-- BEGIN --
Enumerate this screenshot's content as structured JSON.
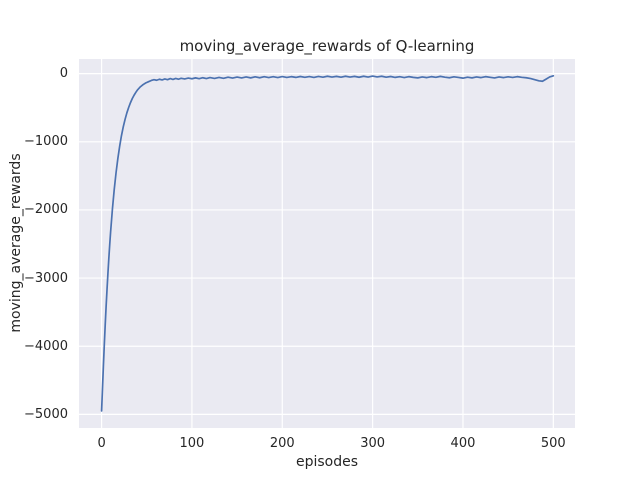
{
  "chart_data": {
    "type": "line",
    "title": "moving_average_rewards of Q-learning",
    "xlabel": "episodes",
    "ylabel": "moving_average_rewards",
    "xlim": [
      -25,
      524
    ],
    "ylim": [
      -5200,
      215
    ],
    "grid": true,
    "legend_position": "none",
    "colors": {
      "line": "#4c72b0",
      "axes_background": "#eaeaf2",
      "gridline": "#ffffff",
      "text": "#262626",
      "figure_background": "#ffffff"
    },
    "xticks": [
      {
        "v": 0,
        "label": "0"
      },
      {
        "v": 100,
        "label": "100"
      },
      {
        "v": 200,
        "label": "200"
      },
      {
        "v": 300,
        "label": "300"
      },
      {
        "v": 400,
        "label": "400"
      },
      {
        "v": 500,
        "label": "500"
      }
    ],
    "yticks": [
      {
        "v": 0,
        "label": "0"
      },
      {
        "v": -1000,
        "label": "−1000"
      },
      {
        "v": -2000,
        "label": "−2000"
      },
      {
        "v": -3000,
        "label": "−3000"
      },
      {
        "v": -4000,
        "label": "−4000"
      },
      {
        "v": -5000,
        "label": "−5000"
      }
    ],
    "series": [
      {
        "name": "moving_average_rewards",
        "color": "#4c72b0",
        "points": [
          [
            0,
            -4950
          ],
          [
            1,
            -4620
          ],
          [
            2,
            -4290
          ],
          [
            3,
            -3980
          ],
          [
            4,
            -3690
          ],
          [
            5,
            -3420
          ],
          [
            6,
            -3170
          ],
          [
            7,
            -2935
          ],
          [
            8,
            -2715
          ],
          [
            9,
            -2510
          ],
          [
            10,
            -2320
          ],
          [
            12,
            -1985
          ],
          [
            14,
            -1700
          ],
          [
            16,
            -1455
          ],
          [
            18,
            -1245
          ],
          [
            20,
            -1065
          ],
          [
            22,
            -910
          ],
          [
            24,
            -780
          ],
          [
            26,
            -670
          ],
          [
            28,
            -575
          ],
          [
            30,
            -495
          ],
          [
            32,
            -425
          ],
          [
            34,
            -365
          ],
          [
            36,
            -315
          ],
          [
            38,
            -272
          ],
          [
            40,
            -235
          ],
          [
            43,
            -192
          ],
          [
            46,
            -160
          ],
          [
            49,
            -135
          ],
          [
            52,
            -118
          ],
          [
            55,
            -100
          ],
          [
            58,
            -88
          ],
          [
            61,
            -97
          ],
          [
            64,
            -82
          ],
          [
            67,
            -92
          ],
          [
            70,
            -78
          ],
          [
            73,
            -88
          ],
          [
            76,
            -72
          ],
          [
            79,
            -85
          ],
          [
            82,
            -70
          ],
          [
            85,
            -82
          ],
          [
            88,
            -68
          ],
          [
            92,
            -78
          ],
          [
            96,
            -65
          ],
          [
            100,
            -75
          ],
          [
            104,
            -62
          ],
          [
            108,
            -74
          ],
          [
            112,
            -60
          ],
          [
            116,
            -72
          ],
          [
            120,
            -58
          ],
          [
            125,
            -70
          ],
          [
            130,
            -55
          ],
          [
            135,
            -68
          ],
          [
            140,
            -52
          ],
          [
            145,
            -65
          ],
          [
            150,
            -50
          ],
          [
            155,
            -63
          ],
          [
            160,
            -48
          ],
          [
            165,
            -62
          ],
          [
            170,
            -47
          ],
          [
            175,
            -60
          ],
          [
            180,
            -45
          ],
          [
            185,
            -58
          ],
          [
            190,
            -44
          ],
          [
            195,
            -57
          ],
          [
            200,
            -43
          ],
          [
            205,
            -56
          ],
          [
            210,
            -44
          ],
          [
            215,
            -55
          ],
          [
            220,
            -42
          ],
          [
            225,
            -54
          ],
          [
            230,
            -43
          ],
          [
            235,
            -55
          ],
          [
            240,
            -41
          ],
          [
            245,
            -52
          ],
          [
            250,
            -38
          ],
          [
            255,
            -50
          ],
          [
            260,
            -40
          ],
          [
            265,
            -52
          ],
          [
            270,
            -38
          ],
          [
            275,
            -50
          ],
          [
            280,
            -40
          ],
          [
            285,
            -53
          ],
          [
            290,
            -38
          ],
          [
            295,
            -50
          ],
          [
            300,
            -36
          ],
          [
            305,
            -48
          ],
          [
            310,
            -38
          ],
          [
            315,
            -52
          ],
          [
            320,
            -42
          ],
          [
            325,
            -55
          ],
          [
            330,
            -45
          ],
          [
            335,
            -58
          ],
          [
            340,
            -44
          ],
          [
            345,
            -55
          ],
          [
            350,
            -62
          ],
          [
            355,
            -48
          ],
          [
            360,
            -58
          ],
          [
            365,
            -44
          ],
          [
            370,
            -54
          ],
          [
            375,
            -40
          ],
          [
            380,
            -52
          ],
          [
            385,
            -60
          ],
          [
            390,
            -46
          ],
          [
            395,
            -56
          ],
          [
            400,
            -66
          ],
          [
            405,
            -52
          ],
          [
            410,
            -62
          ],
          [
            415,
            -48
          ],
          [
            420,
            -58
          ],
          [
            425,
            -44
          ],
          [
            430,
            -54
          ],
          [
            435,
            -63
          ],
          [
            440,
            -48
          ],
          [
            445,
            -58
          ],
          [
            450,
            -46
          ],
          [
            455,
            -56
          ],
          [
            460,
            -44
          ],
          [
            465,
            -54
          ],
          [
            470,
            -60
          ],
          [
            475,
            -72
          ],
          [
            480,
            -90
          ],
          [
            484,
            -105
          ],
          [
            488,
            -112
          ],
          [
            492,
            -80
          ],
          [
            496,
            -48
          ],
          [
            500,
            -32
          ]
        ]
      }
    ]
  }
}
-- END --
#### [SHORT EXERCISE]
Provide only the number of lines in the records containing the string "ffffff".

#### [COMPLETED EXERCISE]
2